## Problem details
Write out the data again exactly, skipping every picture.

==== Material for the task

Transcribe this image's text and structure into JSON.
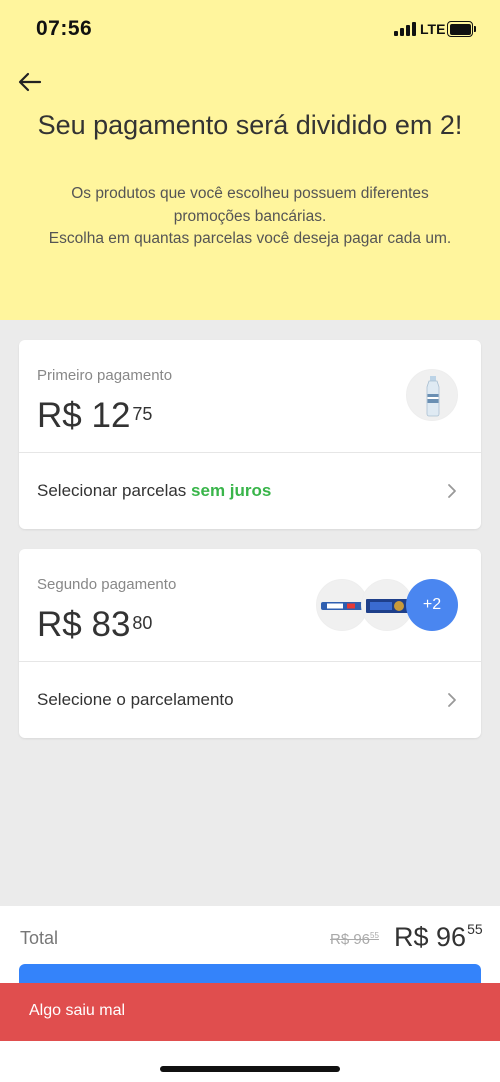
{
  "status_bar": {
    "time": "07:56",
    "network": "LTE"
  },
  "header": {
    "title": "Seu pagamento será dividido em 2!",
    "subtitle_line1": "Os produtos que você escolheu possuem diferentes promoções bancárias.",
    "subtitle_line2": "Escolha em quantas parcelas você deseja pagar cada um."
  },
  "payments": [
    {
      "label": "Primeiro pagamento",
      "currency": "R$",
      "amount_int": "12",
      "amount_cents": "75",
      "action_text": "Selecionar parcelas",
      "action_highlight": "sem juros",
      "items": [
        "water-bottle"
      ]
    },
    {
      "label": "Segundo pagamento",
      "currency": "R$",
      "amount_int": "83",
      "amount_cents": "80",
      "action_text": "Selecione o parcelamento",
      "items": [
        "candy-bar",
        "snack-pack"
      ],
      "more_items": "+2"
    }
  ],
  "footer": {
    "total_label": "Total",
    "old_price_int": "R$ 96",
    "old_price_cents": "55",
    "new_price_int": "R$ 96",
    "new_price_cents": "55"
  },
  "toast": {
    "message": "Algo saiu mal"
  },
  "colors": {
    "header_bg": "#fff59d",
    "accent_green": "#39b54a",
    "accent_blue": "#3483fa",
    "error_red": "#e04e4e"
  }
}
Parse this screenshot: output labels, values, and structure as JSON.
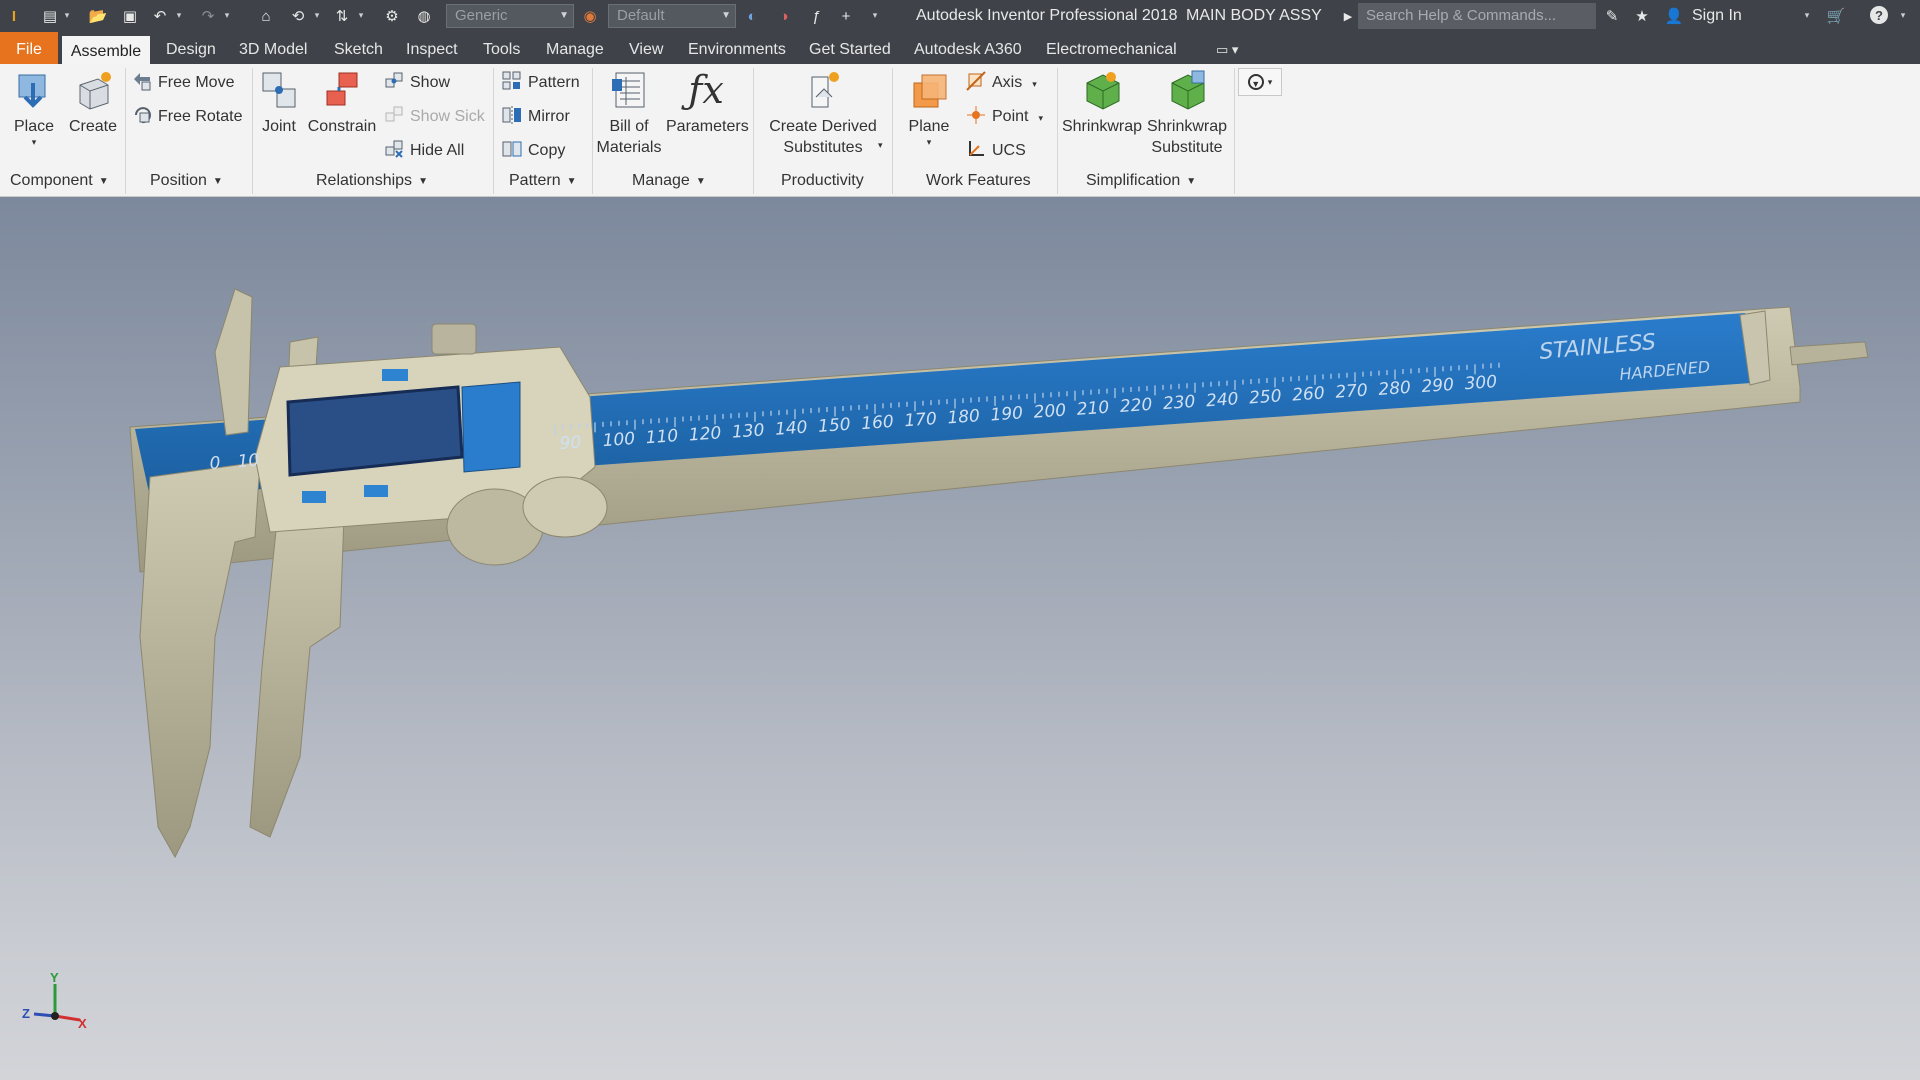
{
  "app": {
    "title": "Autodesk Inventor Professional 2018",
    "document": "MAIN BODY ASSY",
    "search_placeholder": "Search Help & Commands...",
    "sign_in": "Sign In",
    "appearance_style": "Generic",
    "visual_style": "Default"
  },
  "tabs": [
    "File",
    "Assemble",
    "Design",
    "3D Model",
    "Sketch",
    "Inspect",
    "Tools",
    "Manage",
    "View",
    "Environments",
    "Get Started",
    "Autodesk A360",
    "Electromechanical"
  ],
  "ribbon": {
    "component": {
      "label": "Component",
      "place": "Place",
      "create": "Create"
    },
    "position": {
      "label": "Position",
      "free_move": "Free Move",
      "free_rotate": "Free Rotate"
    },
    "relationships": {
      "label": "Relationships",
      "joint": "Joint",
      "constrain": "Constrain",
      "show": "Show",
      "show_sick": "Show Sick",
      "hide_all": "Hide All"
    },
    "pattern": {
      "label": "Pattern",
      "pattern": "Pattern",
      "mirror": "Mirror",
      "copy": "Copy"
    },
    "manage": {
      "label": "Manage",
      "bom_line1": "Bill of",
      "bom_line2": "Materials",
      "parameters": "Parameters"
    },
    "productivity": {
      "label": "Productivity",
      "cds_line1": "Create Derived",
      "cds_line2": "Substitutes"
    },
    "work_features": {
      "label": "Work Features",
      "plane": "Plane",
      "axis": "Axis",
      "point": "Point",
      "ucs": "UCS"
    },
    "simplification": {
      "label": "Simplification",
      "shrinkwrap": "Shrinkwrap",
      "sws_line1": "Shrinkwrap",
      "sws_line2": "Substitute"
    }
  },
  "model": {
    "scale_numbers": [
      "0",
      "10",
      "90",
      "100",
      "110",
      "120",
      "130",
      "140",
      "150",
      "160",
      "170",
      "180",
      "190",
      "200",
      "210",
      "220",
      "230",
      "240",
      "250",
      "260",
      "270",
      "280",
      "290",
      "300"
    ],
    "brand_line1": "STAINLESS",
    "brand_line2": "HARDENED"
  },
  "triad": {
    "x": "X",
    "y": "Y",
    "z": "Z"
  },
  "colors": {
    "accent": "#e8731f",
    "scale_blue": "#1f6fb8",
    "body_tan": "#b9b49d",
    "dark_bar": "#3f4349"
  }
}
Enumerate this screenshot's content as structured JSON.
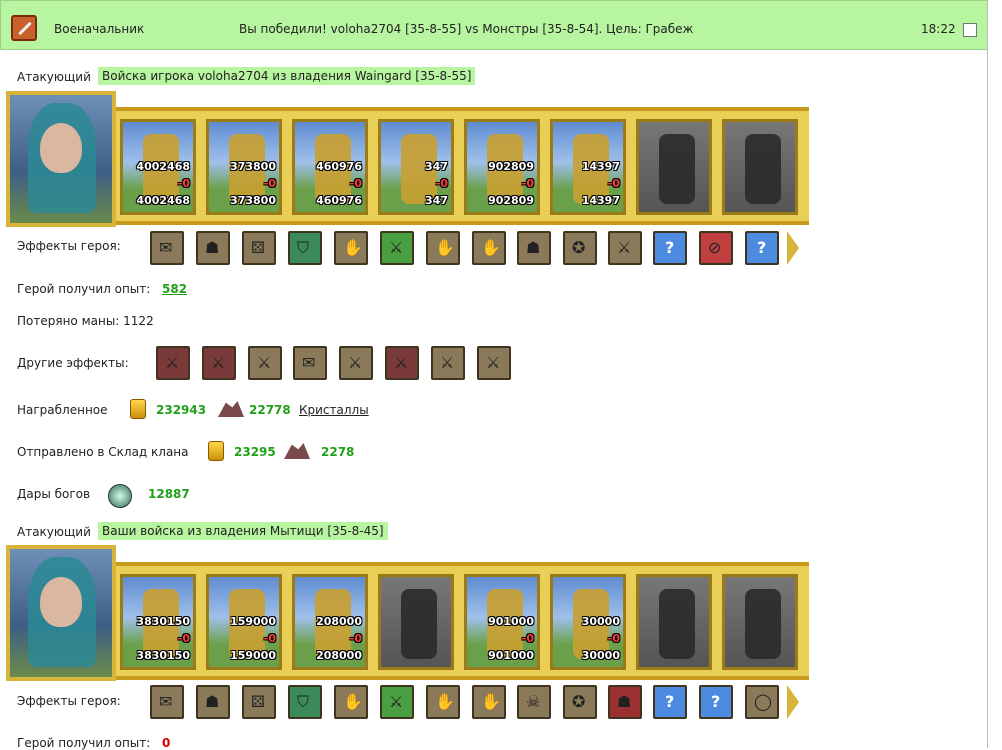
{
  "header": {
    "title": "Военачальник",
    "message": "Вы победили! voloha2704 [35-8-55] vs Монстры [35-8-54]. Цель: Грабеж",
    "time": "18:22"
  },
  "attacker1": {
    "label": "Атакующий",
    "tag": "Войска игрока voloha2704 из владения Waingard [35-8-55]",
    "units": [
      {
        "a": "4002468",
        "b": "-0",
        "c": "4002468"
      },
      {
        "a": "373800",
        "b": "-0",
        "c": "373800"
      },
      {
        "a": "460976",
        "b": "-0",
        "c": "460976"
      },
      {
        "a": "347",
        "b": "-0",
        "c": "347"
      },
      {
        "a": "902809",
        "b": "-0",
        "c": "902809"
      },
      {
        "a": "14397",
        "b": "-0",
        "c": "14397"
      }
    ],
    "effects_label": "Эффекты героя:",
    "exp_label": "Герой получил опыт:",
    "exp_value": "582",
    "mana_label": "Потеряно маны: 1122",
    "other_label": "Другие эффекты:",
    "loot_label": "Награбленное",
    "loot_gold": "232943",
    "loot_cryst": "22778",
    "loot_link": "Кристаллы",
    "clan_label": "Отправлено в Склад клана",
    "clan_gold": "23295",
    "clan_cryst": "2278",
    "gods_label": "Дары богов",
    "gods_value": "12887"
  },
  "attacker2": {
    "label": "Атакующий",
    "tag": "Ваши войска из владения Мытищи [35-8-45]",
    "units": [
      {
        "a": "3830150",
        "b": "-0",
        "c": "3830150"
      },
      {
        "a": "159000",
        "b": "-0",
        "c": "159000"
      },
      {
        "a": "208000",
        "b": "-0",
        "c": "208000"
      },
      {
        "a": "",
        "b": "",
        "c": ""
      },
      {
        "a": "901000",
        "b": "-0",
        "c": "901000"
      },
      {
        "a": "30000",
        "b": "-0",
        "c": "30000"
      }
    ],
    "effects_label": "Эффекты героя:",
    "exp_label": "Герой получил опыт:",
    "exp_value": "0"
  },
  "question_mark": "?"
}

========

## Reply
Transcribe this image's text and structure into JSON.
{
  "status_bar": {
    "time": "07:56",
    "network": "LTE"
  },
  "header": {
    "title": "Seu pagamento será dividido em 2!",
    "subtitle_line1": "Os produtos que você escolheu possuem diferentes promoções bancárias.",
    "subtitle_line2": "Escolha em quantas parcelas você deseja pagar cada um."
  },
  "payments": [
    {
      "label": "Primeiro pagamento",
      "currency": "R$",
      "amount_int": "12",
      "amount_cents": "75",
      "action_text": "Selecionar parcelas",
      "action_highlight": "sem juros",
      "items": [
        "water-bottle"
      ]
    },
    {
      "label": "Segundo pagamento",
      "currency": "R$",
      "amount_int": "83",
      "amount_cents": "80",
      "action_text": "Selecione o parcelamento",
      "items": [
        "candy-bar",
        "snack-pack"
      ],
      "more_items": "+2"
    }
  ],
  "footer": {
    "total_label": "Total",
    "old_price_int": "R$ 96",
    "old_price_cents": "55",
    "new_price_int": "R$ 96",
    "new_price_cents": "55"
  },
  "toast": {
    "message": "Algo saiu mal"
  },
  "colors": {
    "header_bg": "#fff59d",
    "accent_green": "#39b54a",
    "accent_blue": "#3483fa",
    "error_red": "#e04e4e"
  }
}
Parse this screenshot: output labels, values, and structure as JSON.
{
  "app": {
    "title": "Autodesk Inventor Professional 2018",
    "document": "MAIN BODY ASSY",
    "search_placeholder": "Search Help & Commands...",
    "sign_in": "Sign In",
    "appearance_style": "Generic",
    "visual_style": "Default"
  },
  "tabs": [
    "File",
    "Assemble",
    "Design",
    "3D Model",
    "Sketch",
    "Inspect",
    "Tools",
    "Manage",
    "View",
    "Environments",
    "Get Started",
    "Autodesk A360",
    "Electromechanical"
  ],
  "ribbon": {
    "component": {
      "label": "Component",
      "place": "Place",
      "create": "Create"
    },
    "position": {
      "label": "Position",
      "free_move": "Free Move",
      "free_rotate": "Free Rotate"
    },
    "relationships": {
      "label": "Relationships",
      "joint": "Joint",
      "constrain": "Constrain",
      "show": "Show",
      "show_sick": "Show Sick",
      "hide_all": "Hide All"
    },
    "pattern": {
      "label": "Pattern",
      "pattern": "Pattern",
      "mirror": "Mirror",
      "copy": "Copy"
    },
    "manage": {
      "label": "Manage",
      "bom_line1": "Bill of",
      "bom_line2": "Materials",
      "parameters": "Parameters"
    },
    "productivity": {
      "label": "Productivity",
      "cds_line1": "Create Derived",
      "cds_line2": "Substitutes"
    },
    "work_features": {
      "label": "Work Features",
      "plane": "Plane",
      "axis": "Axis",
      "point": "Point",
      "ucs": "UCS"
    },
    "simplification": {
      "label": "Simplification",
      "shrinkwrap": "Shrinkwrap",
      "sws_line1": "Shrinkwrap",
      "sws_line2": "Substitute"
    }
  },
  "model": {
    "scale_numbers": [
      "0",
      "10",
      "90",
      "100",
      "110",
      "120",
      "130",
      "140",
      "150",
      "160",
      "170",
      "180",
      "190",
      "200",
      "210",
      "220",
      "230",
      "240",
      "250",
      "260",
      "270",
      "280",
      "290",
      "300"
    ],
    "brand_line1": "STAINLESS",
    "brand_line2": "HARDENED"
  },
  "triad": {
    "x": "X",
    "y": "Y",
    "z": "Z"
  },
  "colors": {
    "accent": "#e8731f",
    "scale_blue": "#1f6fb8",
    "body_tan": "#b9b49d",
    "dark_bar": "#3f4349"
  }
}
Enumerate this screenshot's content as structured JSON.
{
  "header": {
    "title": "Военачальник",
    "message": "Вы победили! voloha2704 [35-8-55] vs Монстры [35-8-54]. Цель: Грабеж",
    "time": "18:22"
  },
  "attacker1": {
    "label": "Атакующий",
    "tag": "Войска игрока voloha2704 из владения Waingard [35-8-55]",
    "units": [
      {
        "a": "4002468",
        "b": "-0",
        "c": "4002468"
      },
      {
        "a": "373800",
        "b": "-0",
        "c": "373800"
      },
      {
        "a": "460976",
        "b": "-0",
        "c": "460976"
      },
      {
        "a": "347",
        "b": "-0",
        "c": "347"
      },
      {
        "a": "902809",
        "b": "-0",
        "c": "902809"
      },
      {
        "a": "14397",
        "b": "-0",
        "c": "14397"
      }
    ],
    "effects_label": "Эффекты героя:",
    "exp_label": "Герой получил опыт:",
    "exp_value": "582",
    "mana_label": "Потеряно маны: 1122",
    "other_label": "Другие эффекты:",
    "loot_label": "Награбленное",
    "loot_gold": "232943",
    "loot_cryst": "22778",
    "loot_link": "Кристаллы",
    "clan_label": "Отправлено в Склад клана",
    "clan_gold": "23295",
    "clan_cryst": "2278",
    "gods_label": "Дары богов",
    "gods_value": "12887"
  },
  "attacker2": {
    "label": "Атакующий",
    "tag": "Ваши войска из владения Мытищи [35-8-45]",
    "units": [
      {
        "a": "3830150",
        "b": "-0",
        "c": "3830150"
      },
      {
        "a": "159000",
        "b": "-0",
        "c": "159000"
      },
      {
        "a": "208000",
        "b": "-0",
        "c": "208000"
      },
      {
        "a": "",
        "b": "",
        "c": ""
      },
      {
        "a": "901000",
        "b": "-0",
        "c": "901000"
      },
      {
        "a": "30000",
        "b": "-0",
        "c": "30000"
      }
    ],
    "effects_label": "Эффекты героя:",
    "exp_label": "Герой получил опыт:",
    "exp_value": "0"
  },
  "question_mark": "?"
}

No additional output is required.